#### WHAT YOU NEED TO DO
From the data below, pull out every line from the line containing "x-tick-label: 03 (209, 343, 223, 358)" to the line containing "x-tick-label: 07 (271, 343, 285, 358)", including both of those lines. Reproduce each line character for character.

#### EXTRACTED DATA
**********

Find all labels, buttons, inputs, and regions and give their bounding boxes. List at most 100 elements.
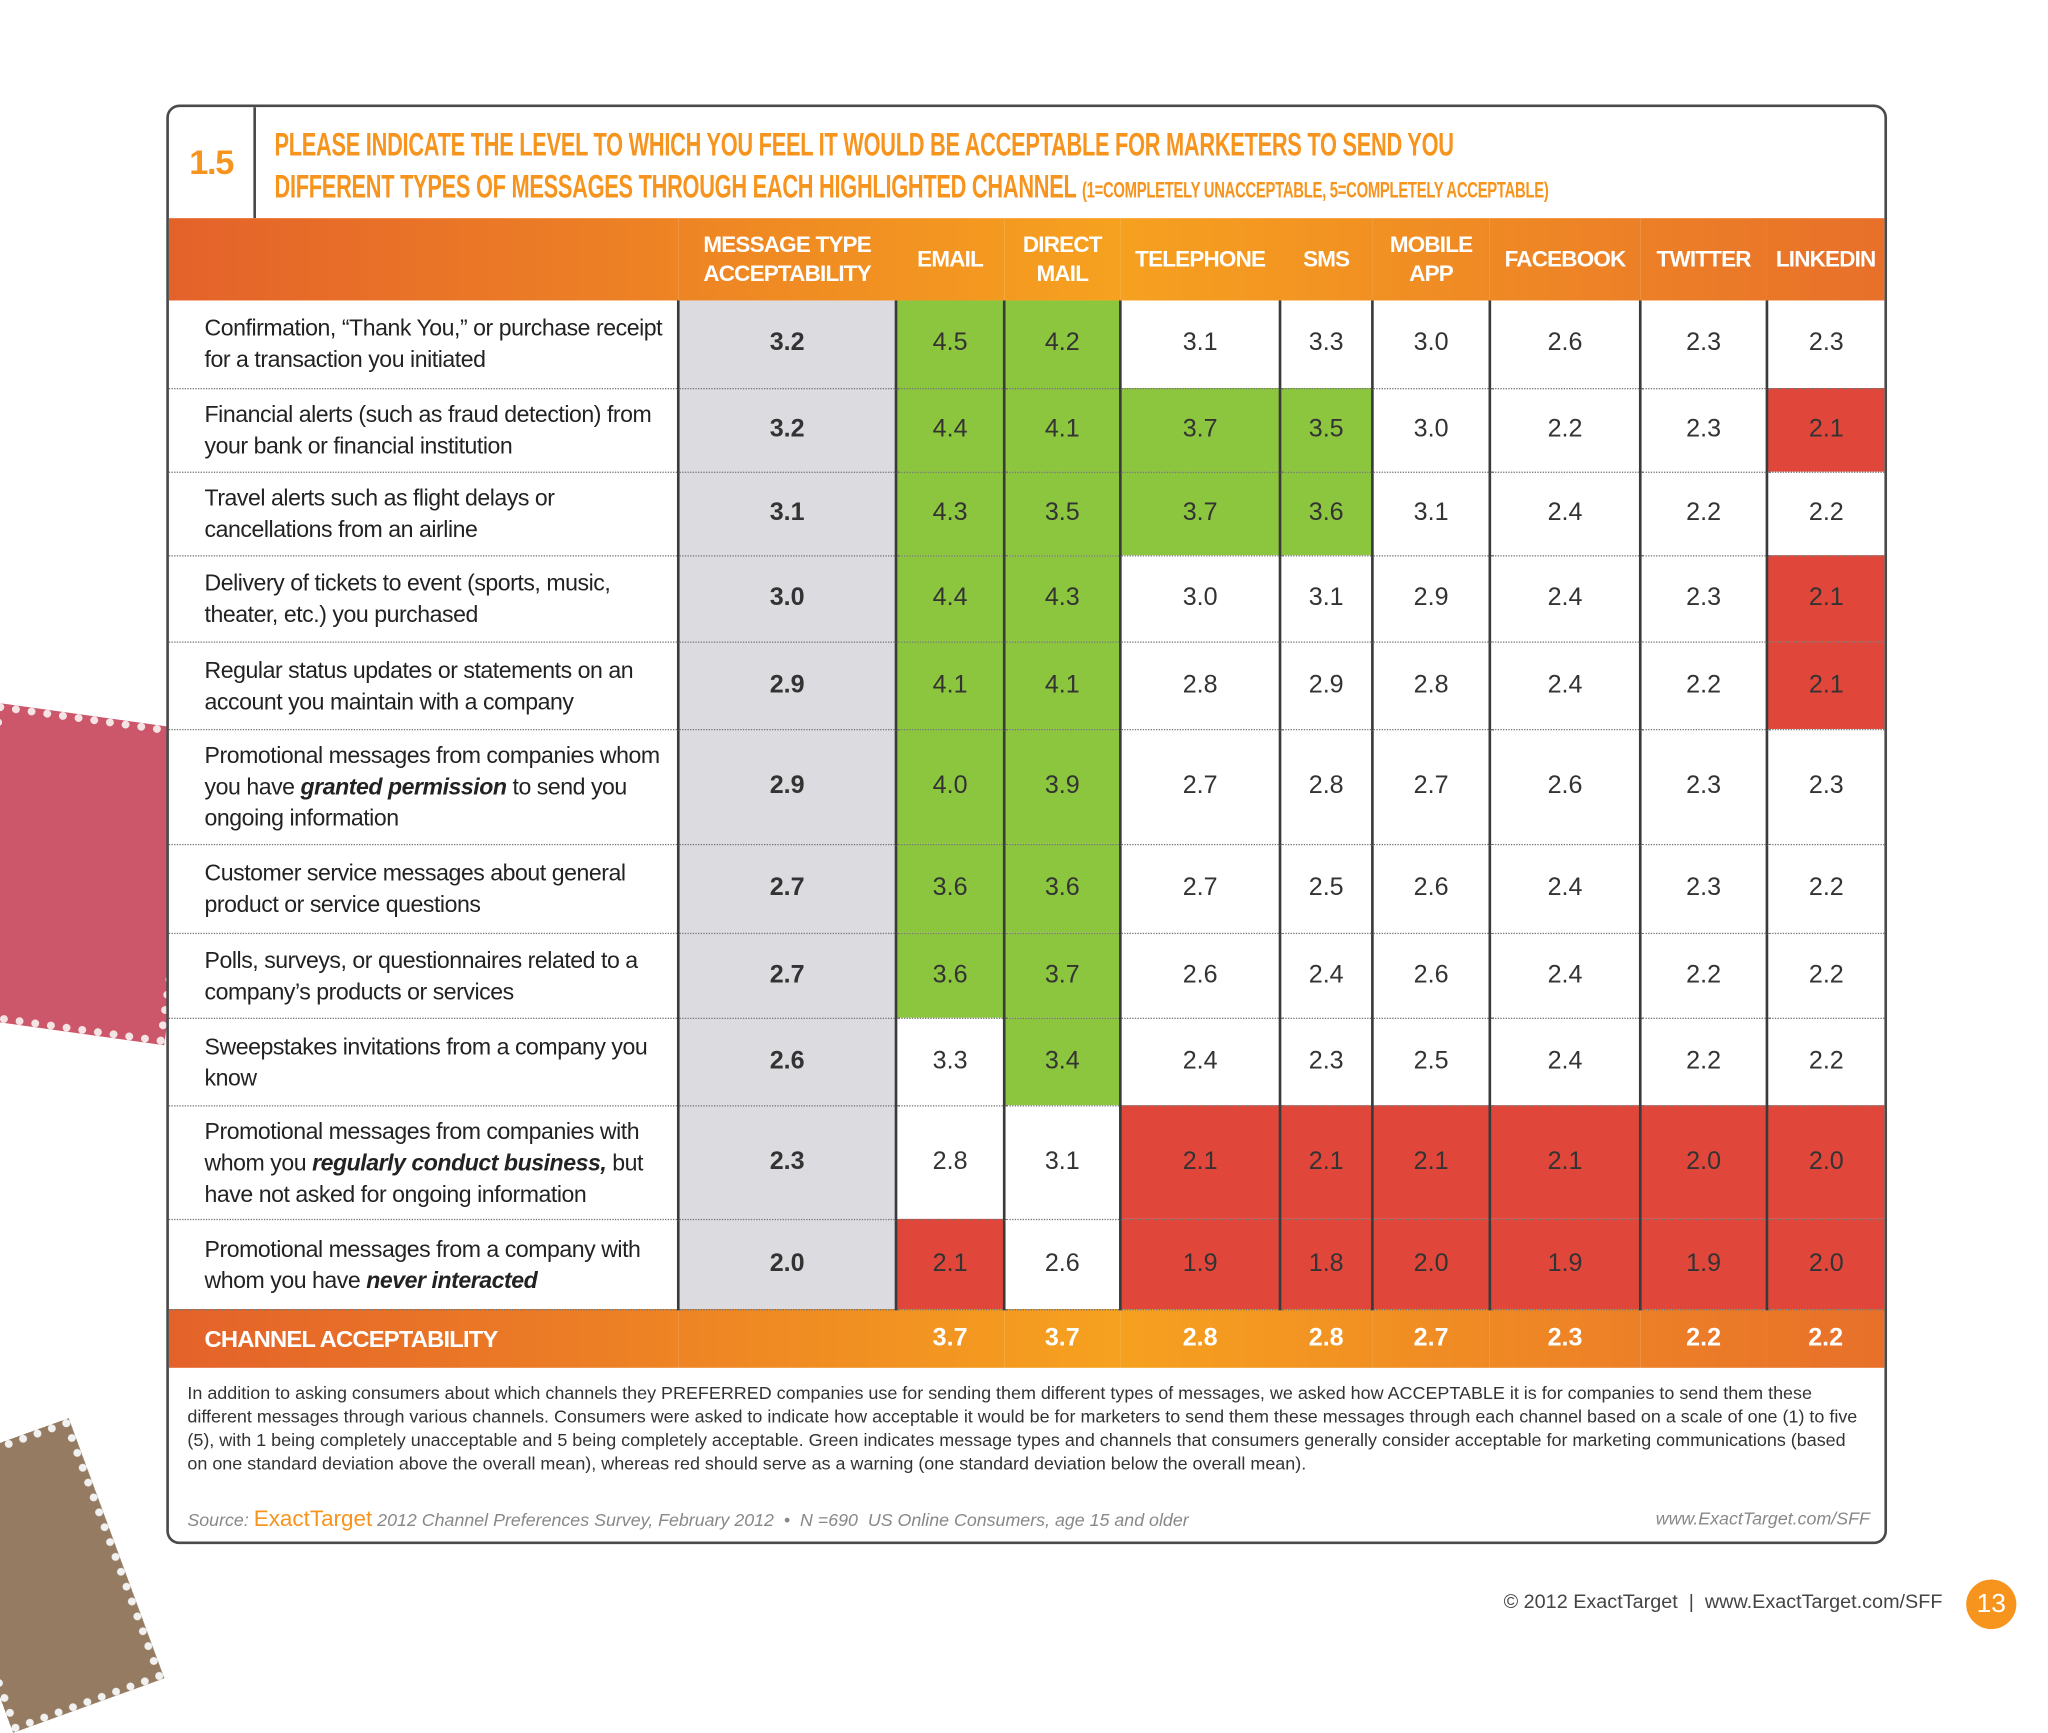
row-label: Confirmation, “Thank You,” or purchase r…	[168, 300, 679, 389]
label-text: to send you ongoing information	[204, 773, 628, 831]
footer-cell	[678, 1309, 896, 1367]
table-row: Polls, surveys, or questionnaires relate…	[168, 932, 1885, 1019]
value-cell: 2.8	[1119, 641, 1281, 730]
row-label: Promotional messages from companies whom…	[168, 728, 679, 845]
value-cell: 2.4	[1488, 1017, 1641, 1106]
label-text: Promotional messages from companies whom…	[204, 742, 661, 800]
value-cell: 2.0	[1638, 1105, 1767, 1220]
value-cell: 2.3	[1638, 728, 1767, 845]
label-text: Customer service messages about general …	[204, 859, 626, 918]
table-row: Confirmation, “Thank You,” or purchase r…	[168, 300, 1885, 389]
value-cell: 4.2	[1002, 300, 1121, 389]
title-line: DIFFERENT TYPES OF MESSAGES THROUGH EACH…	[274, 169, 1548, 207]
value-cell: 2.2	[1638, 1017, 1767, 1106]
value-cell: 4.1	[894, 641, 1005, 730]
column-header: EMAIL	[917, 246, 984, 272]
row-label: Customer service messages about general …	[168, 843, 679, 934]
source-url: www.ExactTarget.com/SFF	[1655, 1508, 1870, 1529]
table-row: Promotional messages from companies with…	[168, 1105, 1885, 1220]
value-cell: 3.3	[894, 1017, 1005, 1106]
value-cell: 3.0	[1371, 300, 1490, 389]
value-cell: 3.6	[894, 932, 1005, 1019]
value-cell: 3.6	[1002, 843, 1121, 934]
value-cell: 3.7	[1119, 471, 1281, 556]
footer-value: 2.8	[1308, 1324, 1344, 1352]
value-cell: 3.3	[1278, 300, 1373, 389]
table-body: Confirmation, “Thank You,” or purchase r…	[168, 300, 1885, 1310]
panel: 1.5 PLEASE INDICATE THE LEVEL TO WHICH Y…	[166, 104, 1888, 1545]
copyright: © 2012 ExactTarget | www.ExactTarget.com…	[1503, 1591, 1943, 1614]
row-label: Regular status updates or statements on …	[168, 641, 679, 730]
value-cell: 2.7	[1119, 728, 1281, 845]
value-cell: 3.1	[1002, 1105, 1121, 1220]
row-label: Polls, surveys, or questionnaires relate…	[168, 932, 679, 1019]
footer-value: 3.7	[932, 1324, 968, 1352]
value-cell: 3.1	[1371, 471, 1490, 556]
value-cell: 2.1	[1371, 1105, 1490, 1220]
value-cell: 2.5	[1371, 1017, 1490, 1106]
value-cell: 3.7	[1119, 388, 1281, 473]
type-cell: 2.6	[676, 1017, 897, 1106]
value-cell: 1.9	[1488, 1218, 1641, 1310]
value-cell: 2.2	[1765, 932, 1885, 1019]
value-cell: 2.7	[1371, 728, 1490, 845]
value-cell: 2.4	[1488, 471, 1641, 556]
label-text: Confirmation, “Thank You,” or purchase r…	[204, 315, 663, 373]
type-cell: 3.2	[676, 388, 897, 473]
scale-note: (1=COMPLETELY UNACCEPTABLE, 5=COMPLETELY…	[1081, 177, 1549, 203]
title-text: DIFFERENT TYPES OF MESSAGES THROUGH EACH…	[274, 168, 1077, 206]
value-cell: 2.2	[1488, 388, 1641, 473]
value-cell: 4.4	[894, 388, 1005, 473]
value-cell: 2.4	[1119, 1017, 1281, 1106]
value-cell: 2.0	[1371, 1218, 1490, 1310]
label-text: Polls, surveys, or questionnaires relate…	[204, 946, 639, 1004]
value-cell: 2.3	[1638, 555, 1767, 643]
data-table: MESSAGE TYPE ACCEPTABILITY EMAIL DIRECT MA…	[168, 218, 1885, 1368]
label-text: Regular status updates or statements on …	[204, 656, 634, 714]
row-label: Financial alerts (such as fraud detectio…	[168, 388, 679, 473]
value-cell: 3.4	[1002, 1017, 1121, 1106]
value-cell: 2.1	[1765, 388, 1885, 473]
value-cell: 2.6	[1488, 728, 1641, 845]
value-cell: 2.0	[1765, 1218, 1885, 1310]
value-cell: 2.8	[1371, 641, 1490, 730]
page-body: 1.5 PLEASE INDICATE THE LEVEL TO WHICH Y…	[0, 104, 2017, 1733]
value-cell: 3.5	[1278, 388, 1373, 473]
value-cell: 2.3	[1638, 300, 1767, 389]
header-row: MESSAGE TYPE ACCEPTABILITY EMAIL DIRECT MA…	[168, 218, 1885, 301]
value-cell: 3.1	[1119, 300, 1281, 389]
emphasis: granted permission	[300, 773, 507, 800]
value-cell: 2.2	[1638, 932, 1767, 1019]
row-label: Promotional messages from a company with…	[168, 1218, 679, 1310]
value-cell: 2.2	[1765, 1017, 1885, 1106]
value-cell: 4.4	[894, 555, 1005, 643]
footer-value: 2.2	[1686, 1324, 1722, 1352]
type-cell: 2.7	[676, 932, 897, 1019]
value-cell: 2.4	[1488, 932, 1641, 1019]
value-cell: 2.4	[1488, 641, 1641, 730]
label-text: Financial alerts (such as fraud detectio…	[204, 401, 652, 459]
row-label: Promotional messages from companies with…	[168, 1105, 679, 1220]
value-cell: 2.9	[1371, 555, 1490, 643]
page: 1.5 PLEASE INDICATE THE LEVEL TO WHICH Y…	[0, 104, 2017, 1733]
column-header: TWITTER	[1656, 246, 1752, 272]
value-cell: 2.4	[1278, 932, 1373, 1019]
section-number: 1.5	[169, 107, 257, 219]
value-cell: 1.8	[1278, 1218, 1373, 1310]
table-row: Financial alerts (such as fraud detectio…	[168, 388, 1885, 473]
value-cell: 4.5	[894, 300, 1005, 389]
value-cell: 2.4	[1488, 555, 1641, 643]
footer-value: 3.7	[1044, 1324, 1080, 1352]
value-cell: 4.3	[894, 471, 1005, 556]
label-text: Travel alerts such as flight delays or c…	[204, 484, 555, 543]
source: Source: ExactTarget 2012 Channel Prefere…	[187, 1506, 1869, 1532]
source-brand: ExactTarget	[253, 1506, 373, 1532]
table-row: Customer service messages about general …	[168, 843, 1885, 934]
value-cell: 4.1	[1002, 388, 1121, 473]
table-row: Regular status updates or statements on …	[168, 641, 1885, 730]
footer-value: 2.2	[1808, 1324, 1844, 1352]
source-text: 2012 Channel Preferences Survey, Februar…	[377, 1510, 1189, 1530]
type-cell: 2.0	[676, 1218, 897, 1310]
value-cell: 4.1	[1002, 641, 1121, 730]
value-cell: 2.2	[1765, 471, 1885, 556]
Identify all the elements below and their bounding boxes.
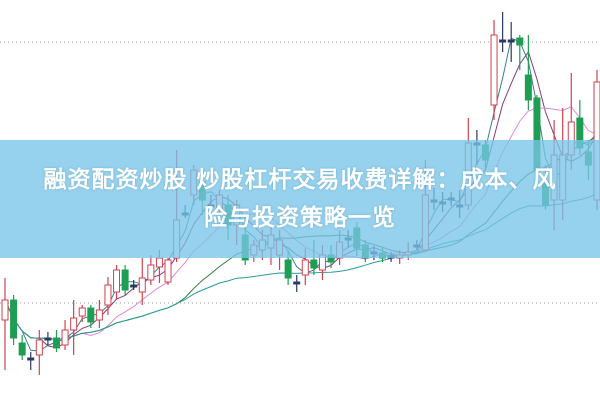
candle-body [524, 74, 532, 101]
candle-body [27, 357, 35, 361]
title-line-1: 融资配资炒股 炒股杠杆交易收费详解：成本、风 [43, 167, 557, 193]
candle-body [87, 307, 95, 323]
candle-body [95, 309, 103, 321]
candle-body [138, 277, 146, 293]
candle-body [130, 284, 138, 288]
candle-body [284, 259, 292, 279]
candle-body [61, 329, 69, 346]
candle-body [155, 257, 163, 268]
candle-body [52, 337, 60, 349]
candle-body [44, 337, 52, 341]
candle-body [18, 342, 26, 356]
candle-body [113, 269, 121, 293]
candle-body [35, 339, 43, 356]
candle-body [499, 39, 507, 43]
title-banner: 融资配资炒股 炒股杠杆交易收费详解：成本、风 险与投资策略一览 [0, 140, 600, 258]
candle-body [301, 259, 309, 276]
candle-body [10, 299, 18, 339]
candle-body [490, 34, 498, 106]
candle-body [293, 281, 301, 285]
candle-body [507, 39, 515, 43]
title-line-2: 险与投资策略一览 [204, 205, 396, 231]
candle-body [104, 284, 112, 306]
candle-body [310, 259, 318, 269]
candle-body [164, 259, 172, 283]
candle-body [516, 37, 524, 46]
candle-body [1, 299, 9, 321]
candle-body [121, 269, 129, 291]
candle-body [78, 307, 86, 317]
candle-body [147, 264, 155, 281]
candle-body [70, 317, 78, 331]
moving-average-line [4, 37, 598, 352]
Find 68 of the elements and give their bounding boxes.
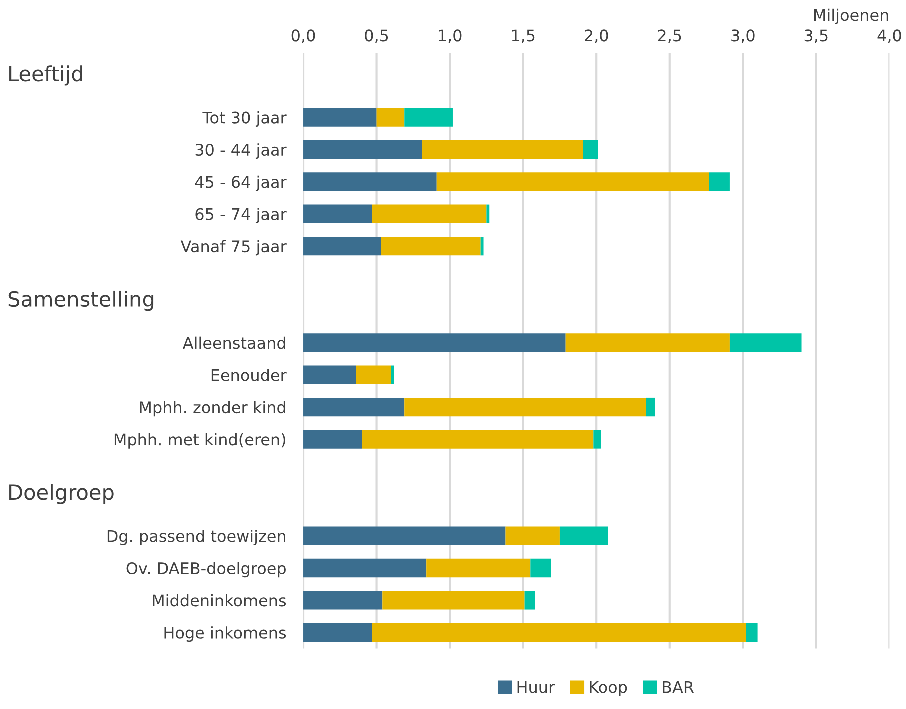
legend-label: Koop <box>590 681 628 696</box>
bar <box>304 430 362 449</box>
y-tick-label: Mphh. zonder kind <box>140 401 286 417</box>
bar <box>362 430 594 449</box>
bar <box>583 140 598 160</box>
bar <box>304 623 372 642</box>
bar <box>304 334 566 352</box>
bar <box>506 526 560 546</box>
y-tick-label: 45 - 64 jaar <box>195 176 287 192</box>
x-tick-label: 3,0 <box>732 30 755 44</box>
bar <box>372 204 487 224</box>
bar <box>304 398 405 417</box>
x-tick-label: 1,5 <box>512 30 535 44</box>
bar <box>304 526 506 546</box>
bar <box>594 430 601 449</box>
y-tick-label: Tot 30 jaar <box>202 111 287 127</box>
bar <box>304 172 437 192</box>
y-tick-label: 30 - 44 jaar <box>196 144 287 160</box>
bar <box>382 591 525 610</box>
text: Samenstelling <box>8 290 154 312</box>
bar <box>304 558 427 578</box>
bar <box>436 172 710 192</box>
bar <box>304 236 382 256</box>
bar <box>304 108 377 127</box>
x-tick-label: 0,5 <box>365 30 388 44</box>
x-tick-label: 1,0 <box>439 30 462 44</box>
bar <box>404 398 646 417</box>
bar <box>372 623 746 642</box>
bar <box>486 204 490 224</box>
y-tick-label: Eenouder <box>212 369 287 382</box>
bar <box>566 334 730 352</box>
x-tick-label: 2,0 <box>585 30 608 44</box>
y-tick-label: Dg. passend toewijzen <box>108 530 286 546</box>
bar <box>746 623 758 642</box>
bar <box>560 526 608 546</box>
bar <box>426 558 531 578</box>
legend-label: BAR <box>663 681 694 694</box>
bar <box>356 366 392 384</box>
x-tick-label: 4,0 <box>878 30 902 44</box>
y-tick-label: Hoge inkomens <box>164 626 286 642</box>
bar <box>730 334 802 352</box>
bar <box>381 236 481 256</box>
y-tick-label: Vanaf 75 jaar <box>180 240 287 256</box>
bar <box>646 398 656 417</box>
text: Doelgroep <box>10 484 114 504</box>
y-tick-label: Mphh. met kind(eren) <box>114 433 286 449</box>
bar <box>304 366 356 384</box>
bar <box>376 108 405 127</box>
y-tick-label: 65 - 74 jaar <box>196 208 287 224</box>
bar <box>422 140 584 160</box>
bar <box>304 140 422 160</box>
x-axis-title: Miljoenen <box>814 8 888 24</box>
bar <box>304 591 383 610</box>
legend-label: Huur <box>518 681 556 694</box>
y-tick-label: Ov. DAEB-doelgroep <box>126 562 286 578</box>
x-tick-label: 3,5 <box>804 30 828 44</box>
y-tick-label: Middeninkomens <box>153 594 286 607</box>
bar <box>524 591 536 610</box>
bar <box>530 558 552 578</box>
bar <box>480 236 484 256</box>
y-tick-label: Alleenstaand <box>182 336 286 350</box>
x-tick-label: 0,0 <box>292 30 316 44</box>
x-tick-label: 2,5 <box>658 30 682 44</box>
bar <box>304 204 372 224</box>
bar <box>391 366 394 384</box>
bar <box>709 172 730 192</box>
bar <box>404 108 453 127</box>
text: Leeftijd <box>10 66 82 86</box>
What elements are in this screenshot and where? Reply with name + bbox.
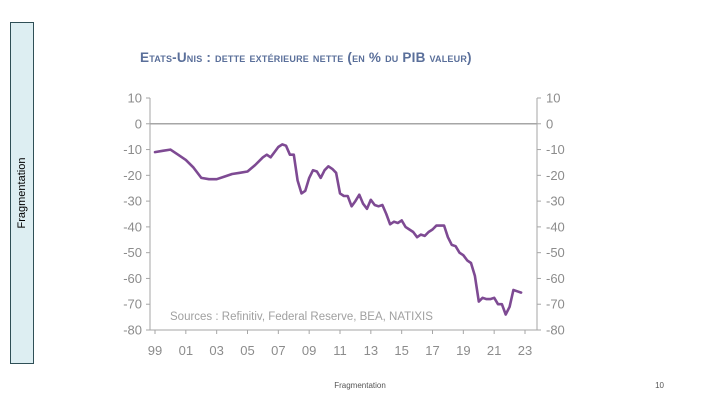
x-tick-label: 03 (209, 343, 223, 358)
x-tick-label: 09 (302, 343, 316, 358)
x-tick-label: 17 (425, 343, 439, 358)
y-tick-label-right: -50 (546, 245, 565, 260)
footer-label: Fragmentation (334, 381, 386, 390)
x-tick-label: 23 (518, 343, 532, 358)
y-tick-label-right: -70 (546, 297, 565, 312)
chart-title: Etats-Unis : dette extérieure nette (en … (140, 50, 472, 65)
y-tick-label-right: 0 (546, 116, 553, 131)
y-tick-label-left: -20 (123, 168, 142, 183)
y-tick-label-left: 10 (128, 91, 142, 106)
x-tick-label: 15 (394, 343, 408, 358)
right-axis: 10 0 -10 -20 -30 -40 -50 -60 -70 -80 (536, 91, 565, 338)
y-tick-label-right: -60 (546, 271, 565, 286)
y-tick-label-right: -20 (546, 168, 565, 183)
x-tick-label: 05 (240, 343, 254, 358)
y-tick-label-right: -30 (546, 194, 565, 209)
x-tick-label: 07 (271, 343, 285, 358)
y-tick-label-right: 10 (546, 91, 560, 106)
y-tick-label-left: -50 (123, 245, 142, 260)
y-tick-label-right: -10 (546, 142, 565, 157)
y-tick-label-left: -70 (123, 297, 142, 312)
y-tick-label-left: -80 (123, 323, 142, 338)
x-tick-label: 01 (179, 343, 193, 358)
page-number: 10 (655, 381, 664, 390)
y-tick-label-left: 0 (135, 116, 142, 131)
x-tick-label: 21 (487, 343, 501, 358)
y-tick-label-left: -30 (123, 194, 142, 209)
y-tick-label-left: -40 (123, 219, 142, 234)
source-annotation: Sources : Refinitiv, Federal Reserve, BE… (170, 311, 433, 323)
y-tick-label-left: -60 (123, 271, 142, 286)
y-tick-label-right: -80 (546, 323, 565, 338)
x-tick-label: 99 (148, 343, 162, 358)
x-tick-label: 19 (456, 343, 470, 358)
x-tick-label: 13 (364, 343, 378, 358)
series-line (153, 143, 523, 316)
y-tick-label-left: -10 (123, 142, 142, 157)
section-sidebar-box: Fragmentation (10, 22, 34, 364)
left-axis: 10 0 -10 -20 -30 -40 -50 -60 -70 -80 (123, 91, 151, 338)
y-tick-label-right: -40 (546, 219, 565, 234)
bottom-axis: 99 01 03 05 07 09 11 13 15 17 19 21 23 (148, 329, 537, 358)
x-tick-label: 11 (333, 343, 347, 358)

**********

#### RESPONSE
x-tick-label: 03 (209, 343, 223, 358)
x-tick-label: 09 (302, 343, 316, 358)
x-tick-label: 17 (425, 343, 439, 358)
y-tick-label-right: -50 (546, 245, 565, 260)
footer-label: Fragmentation (334, 381, 386, 390)
x-tick-label: 23 (518, 343, 532, 358)
y-tick-label-right: -70 (546, 297, 565, 312)
chart-title: Etats-Unis : dette extérieure nette (en … (140, 50, 472, 65)
y-tick-label-right: 0 (546, 116, 553, 131)
y-tick-label-left: -20 (123, 168, 142, 183)
y-tick-label-left: 10 (128, 91, 142, 106)
x-tick-label: 15 (394, 343, 408, 358)
right-axis: 10 0 -10 -20 -30 -40 -50 -60 -70 -80 (536, 91, 565, 338)
y-tick-label-right: -60 (546, 271, 565, 286)
y-tick-label-right: -20 (546, 168, 565, 183)
x-tick-label: 05 (240, 343, 254, 358)
y-tick-label-right: -30 (546, 194, 565, 209)
x-tick-label: 07 (271, 343, 285, 358)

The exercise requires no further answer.